That in this population of Medicaid eligible people who will receive health care that they cannot now afford under this Medicaid expansion, there will be millions of people with chronic conditions like diabetes and heart disease, and as a result of the health care that they will get, they will be unshackled from the disabilities that those diseases put on them and have the opportunity to enjoy the blessings of liberty.
In making this liberty-based argument to push back against the current constitutional challenge to Obamacare, the Solicitor General unwittingly took the constitutional legs out from under Obamacare’s health rationing scheme.
Obamacare’s Independent Payment Advisory Board (IPAB) and the regulations being churned out by the Department of Health and Human Services are all about top-down, government mandated health care rationing. IPAB, made up of unelected, unaccountable “experts,” has the authority to recommend proposals to limit Medicare spending growth by specified amounts, with the first set of recommendations due in 2014 for implementation in 2015. If the Board fails to submit a proposal, the Secretary of the Department of Health and Human Services is required to develop a detailed proposal to achieve the required level of Medicare savings.

— LIST OF TASKS —
A. According to the passage on Obamacare's Independent Payment Advisory Board, when is the Board's first set of recommendations due?
B. Take the passage on Obamacare's Independent Payment Advisory Board further by writing what comes after its final sentence.
The exercises can be done without consulting the source data.

[Source data]
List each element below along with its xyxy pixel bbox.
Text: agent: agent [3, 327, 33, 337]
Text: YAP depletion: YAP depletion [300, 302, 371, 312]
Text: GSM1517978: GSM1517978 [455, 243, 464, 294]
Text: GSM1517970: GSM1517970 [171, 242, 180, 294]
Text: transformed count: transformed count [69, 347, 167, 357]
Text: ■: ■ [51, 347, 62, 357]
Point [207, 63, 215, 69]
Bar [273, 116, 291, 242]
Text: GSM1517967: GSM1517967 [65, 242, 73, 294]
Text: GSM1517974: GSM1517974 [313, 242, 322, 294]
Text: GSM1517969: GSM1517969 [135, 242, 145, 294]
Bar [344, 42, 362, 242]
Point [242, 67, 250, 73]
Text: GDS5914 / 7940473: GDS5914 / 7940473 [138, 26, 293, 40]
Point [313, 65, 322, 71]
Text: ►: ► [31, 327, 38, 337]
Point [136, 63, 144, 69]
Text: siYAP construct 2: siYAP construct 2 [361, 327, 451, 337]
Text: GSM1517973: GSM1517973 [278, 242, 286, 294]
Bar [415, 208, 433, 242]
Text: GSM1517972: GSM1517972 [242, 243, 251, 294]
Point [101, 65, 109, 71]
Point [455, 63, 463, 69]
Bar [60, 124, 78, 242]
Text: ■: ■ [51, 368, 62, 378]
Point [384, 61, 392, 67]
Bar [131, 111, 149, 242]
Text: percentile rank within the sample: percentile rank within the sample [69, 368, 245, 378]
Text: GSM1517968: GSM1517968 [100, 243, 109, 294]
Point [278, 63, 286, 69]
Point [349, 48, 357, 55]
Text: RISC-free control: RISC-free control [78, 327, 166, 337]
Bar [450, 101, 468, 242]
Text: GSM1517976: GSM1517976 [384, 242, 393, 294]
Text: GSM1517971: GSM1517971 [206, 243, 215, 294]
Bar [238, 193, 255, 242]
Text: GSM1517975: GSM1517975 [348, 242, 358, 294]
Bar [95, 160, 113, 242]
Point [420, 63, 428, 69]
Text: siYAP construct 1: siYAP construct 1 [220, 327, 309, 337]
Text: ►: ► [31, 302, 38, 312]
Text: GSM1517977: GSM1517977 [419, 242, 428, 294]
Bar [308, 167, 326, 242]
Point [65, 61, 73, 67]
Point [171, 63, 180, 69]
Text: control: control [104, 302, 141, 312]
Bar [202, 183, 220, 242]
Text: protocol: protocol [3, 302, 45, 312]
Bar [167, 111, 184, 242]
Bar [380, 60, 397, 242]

— ANSWER SECTION —
A. The first set of recommendations is due in 2014, for implementation in 2015.

B.
The only way to overrule what IPAB decides is appropriate health care for senior patients is for Congress to override its rulings by a super-majority (three-fifths) vote. If Congress does so, it must come up with its own specific recommendations.
Doctors and each of their senior patients will no longer be making health decisions in the best interests of each individual patient. Instead, the government- IPAB or Congress directly, with implementation by the Secretary of the Department of Health and Human Services – will allocate health care resources towards the needs that the government decides are most worthy from a “general welfare,” top down cost-benefit perspective. Say goodbye to a senior person’s autonomy to make the most intimate and personal choice that person will ever make in his or her lifetime, involving health care that could literally make the difference between life and death. A decision by the government to withdraw funding for a treatment that could save a person’s life, or unshackle that person from the debilitating effects of serious, chronic diseases, will deny that person the “opportunity to enjoy the blessings of liberty.”
This is not a doomsday scenario. Kathleen Sebelius, U.S. Secretary of Health and Human Services, admitted the potentially dire consequences of Obamacare’s government-directed health care allocation decisions during her testimony before the health subcommittee of the House Energy and Commerce Committee last year. She conceded that if Congress approved the IPAB bureaucracy’s recommendation for Medicare to reduce its reimbursement payments to seniors for dialysis procedures, for example, seniors may well be left unable to receive this life-saving treatment.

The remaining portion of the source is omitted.